Give only the lines from the one containing "Convert this screenshot" through the end of the material below, exactly as written.
● ● ● ● ● ● ●
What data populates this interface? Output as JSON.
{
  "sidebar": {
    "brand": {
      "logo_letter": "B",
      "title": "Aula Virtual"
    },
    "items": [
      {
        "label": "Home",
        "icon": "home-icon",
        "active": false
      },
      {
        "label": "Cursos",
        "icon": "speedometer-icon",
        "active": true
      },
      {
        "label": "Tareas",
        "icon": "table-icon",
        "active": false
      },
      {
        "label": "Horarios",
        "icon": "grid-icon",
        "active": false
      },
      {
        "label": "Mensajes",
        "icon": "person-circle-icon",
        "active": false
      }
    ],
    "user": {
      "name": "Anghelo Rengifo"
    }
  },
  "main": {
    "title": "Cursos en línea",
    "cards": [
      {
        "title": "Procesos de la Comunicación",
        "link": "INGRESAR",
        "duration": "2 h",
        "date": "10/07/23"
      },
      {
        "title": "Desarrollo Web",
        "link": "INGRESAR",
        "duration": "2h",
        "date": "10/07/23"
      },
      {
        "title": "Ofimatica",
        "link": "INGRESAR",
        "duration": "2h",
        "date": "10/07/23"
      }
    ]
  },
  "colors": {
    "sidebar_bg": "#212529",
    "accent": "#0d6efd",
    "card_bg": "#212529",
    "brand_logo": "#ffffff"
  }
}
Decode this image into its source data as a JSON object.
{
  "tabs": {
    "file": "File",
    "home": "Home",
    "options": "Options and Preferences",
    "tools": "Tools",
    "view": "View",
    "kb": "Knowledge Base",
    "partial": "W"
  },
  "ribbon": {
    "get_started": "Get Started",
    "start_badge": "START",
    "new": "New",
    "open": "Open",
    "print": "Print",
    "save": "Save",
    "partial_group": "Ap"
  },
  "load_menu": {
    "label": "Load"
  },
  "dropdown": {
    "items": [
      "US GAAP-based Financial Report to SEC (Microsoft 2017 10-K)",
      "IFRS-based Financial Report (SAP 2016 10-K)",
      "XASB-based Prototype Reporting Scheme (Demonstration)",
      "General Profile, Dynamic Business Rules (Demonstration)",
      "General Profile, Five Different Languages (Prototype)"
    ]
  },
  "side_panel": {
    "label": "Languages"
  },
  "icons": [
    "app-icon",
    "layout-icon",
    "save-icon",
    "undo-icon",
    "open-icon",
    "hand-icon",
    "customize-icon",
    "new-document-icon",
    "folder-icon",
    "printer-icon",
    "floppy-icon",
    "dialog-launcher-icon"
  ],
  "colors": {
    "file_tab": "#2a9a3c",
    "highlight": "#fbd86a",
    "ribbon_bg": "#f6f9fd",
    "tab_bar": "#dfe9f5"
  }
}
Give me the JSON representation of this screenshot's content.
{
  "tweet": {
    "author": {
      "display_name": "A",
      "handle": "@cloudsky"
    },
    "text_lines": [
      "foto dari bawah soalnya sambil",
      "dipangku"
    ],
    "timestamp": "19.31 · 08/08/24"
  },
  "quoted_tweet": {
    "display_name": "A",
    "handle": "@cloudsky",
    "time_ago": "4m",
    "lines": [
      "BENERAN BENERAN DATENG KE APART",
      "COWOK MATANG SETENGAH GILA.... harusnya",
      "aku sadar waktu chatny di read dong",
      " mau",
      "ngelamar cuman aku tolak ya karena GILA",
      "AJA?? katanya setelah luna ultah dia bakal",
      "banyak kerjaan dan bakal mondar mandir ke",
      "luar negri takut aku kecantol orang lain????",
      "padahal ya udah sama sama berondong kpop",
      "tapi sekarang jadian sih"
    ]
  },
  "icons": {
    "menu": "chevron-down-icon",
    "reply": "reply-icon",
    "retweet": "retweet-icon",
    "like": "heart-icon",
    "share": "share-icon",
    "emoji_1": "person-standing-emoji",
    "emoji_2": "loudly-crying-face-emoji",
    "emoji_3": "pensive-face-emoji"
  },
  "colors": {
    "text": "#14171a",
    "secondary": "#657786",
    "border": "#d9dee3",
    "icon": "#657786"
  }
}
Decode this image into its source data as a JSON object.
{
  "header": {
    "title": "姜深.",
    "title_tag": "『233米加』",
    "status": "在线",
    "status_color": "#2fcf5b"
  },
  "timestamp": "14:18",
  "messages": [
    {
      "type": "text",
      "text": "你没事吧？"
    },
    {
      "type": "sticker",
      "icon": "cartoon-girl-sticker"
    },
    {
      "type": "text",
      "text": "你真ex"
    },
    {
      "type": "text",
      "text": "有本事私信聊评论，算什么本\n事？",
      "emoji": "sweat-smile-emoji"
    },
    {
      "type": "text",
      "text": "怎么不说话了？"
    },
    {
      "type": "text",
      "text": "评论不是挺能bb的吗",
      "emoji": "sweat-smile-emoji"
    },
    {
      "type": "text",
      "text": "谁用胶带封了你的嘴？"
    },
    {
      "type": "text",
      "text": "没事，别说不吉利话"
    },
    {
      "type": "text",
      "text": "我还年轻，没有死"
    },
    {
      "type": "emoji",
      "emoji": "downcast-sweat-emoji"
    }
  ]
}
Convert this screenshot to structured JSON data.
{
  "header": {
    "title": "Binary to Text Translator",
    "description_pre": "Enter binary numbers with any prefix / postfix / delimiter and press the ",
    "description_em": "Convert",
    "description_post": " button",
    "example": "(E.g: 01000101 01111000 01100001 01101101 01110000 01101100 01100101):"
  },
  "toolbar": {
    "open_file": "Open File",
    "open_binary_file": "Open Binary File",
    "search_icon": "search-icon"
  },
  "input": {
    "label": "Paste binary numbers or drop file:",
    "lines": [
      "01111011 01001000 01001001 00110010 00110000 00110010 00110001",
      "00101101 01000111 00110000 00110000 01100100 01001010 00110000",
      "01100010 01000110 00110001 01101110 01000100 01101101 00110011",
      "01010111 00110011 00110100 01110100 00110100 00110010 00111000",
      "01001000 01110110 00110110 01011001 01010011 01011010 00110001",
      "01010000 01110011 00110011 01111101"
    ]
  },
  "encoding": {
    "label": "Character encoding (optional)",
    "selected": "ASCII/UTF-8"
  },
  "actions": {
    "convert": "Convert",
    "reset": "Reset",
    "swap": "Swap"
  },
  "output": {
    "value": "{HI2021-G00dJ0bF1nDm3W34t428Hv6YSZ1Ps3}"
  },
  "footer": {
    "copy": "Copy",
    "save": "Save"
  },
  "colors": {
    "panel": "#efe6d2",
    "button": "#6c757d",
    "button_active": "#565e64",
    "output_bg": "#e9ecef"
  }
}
● ● ● ● ● ● ●
> [RESPONSE BELOW]
Convert this screenshot to structured JSON data.
{
  "header": {
    "title": "Binary to Text Translator",
    "description_pre": "Enter binary numbers with any prefix / postfix / delimiter and press the ",
    "description_em": "Convert",
    "description_post": " button",
    "example": "(E.g: 01000101 01111000 01100001 01101101 01110000 01101100 01100101):"
  },
  "toolbar": {
    "open_file": "Open File",
    "open_binary_file": "Open Binary File",
    "search_icon": "search-icon"
  },
  "input": {
    "label": "Paste binary numbers or drop file:",
    "lines": [
      "01111011 01001000 01001001 00110010 00110000 00110010 00110001",
      "00101101 01000111 00110000 00110000 01100100 01001010 00110000",
      "01100010 01000110 00110001 01101110 01000100 01101101 00110011",
      "01010111 00110011 00110100 01110100 00110100 00110010 00111000",
      "01001000 01110110 00110110 01011001 01010011 01011010 00110001",
      "01010000 01110011 00110011 01111101"
    ]
  },
  "encoding": {
    "label": "Character encoding (optional)",
    "selected": "ASCII/UTF-8"
  },
  "actions": {
    "convert": "Convert",
    "reset": "Reset",
    "swap": "Swap"
  },
  "output": {
    "value": "{HI2021-G00dJ0bF1nDm3W34t428Hv6YSZ1Ps3}"
  },
  "footer": {
    "copy": "Copy",
    "save": "Save"
  },
  "colors": {
    "panel": "#efe6d2",
    "button": "#6c757d",
    "button_active": "#565e64",
    "output_bg": "#e9ecef"
  }
}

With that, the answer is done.